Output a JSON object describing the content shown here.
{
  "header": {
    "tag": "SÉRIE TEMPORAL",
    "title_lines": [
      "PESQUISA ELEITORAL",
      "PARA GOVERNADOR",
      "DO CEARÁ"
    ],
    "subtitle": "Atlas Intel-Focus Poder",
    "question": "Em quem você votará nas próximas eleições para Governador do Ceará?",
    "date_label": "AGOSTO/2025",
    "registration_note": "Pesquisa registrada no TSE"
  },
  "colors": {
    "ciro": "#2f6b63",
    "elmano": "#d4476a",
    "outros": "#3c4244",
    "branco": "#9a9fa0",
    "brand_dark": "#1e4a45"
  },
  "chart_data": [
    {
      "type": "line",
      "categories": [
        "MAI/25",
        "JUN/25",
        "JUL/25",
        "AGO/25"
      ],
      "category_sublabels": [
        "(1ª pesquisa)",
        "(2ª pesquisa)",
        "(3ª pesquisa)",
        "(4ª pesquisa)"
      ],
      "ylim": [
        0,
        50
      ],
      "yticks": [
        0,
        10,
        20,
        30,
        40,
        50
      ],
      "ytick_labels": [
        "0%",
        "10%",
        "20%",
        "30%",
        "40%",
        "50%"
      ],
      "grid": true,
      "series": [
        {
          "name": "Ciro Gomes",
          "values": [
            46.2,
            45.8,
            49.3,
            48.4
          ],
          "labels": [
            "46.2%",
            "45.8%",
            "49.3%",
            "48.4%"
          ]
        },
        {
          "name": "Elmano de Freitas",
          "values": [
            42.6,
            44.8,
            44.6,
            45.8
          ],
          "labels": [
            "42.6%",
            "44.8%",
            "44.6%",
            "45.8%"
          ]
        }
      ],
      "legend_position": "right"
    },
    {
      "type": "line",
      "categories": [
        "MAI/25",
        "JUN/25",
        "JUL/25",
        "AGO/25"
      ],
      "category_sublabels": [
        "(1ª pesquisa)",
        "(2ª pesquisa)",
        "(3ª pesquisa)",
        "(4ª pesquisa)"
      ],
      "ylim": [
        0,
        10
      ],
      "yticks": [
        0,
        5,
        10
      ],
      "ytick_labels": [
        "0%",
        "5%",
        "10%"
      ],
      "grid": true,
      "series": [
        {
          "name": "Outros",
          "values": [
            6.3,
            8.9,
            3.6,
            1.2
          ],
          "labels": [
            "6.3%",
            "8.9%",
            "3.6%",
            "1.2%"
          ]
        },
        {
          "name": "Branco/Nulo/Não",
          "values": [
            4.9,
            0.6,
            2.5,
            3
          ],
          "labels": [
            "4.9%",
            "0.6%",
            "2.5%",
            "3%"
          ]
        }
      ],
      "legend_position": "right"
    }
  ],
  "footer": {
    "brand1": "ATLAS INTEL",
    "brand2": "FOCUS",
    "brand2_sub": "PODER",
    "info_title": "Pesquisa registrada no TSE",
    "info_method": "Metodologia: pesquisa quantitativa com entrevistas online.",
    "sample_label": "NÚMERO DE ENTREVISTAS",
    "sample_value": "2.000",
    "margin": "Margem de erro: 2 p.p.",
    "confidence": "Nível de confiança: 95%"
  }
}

* * *

## The exercise
Identify the lines in the entries that hold "registrada" and return each one.

## Result of this exercise
    "registration_note": "Pesquisa registrada no TSE"
    "info_title": "Pesquisa registrada no TSE",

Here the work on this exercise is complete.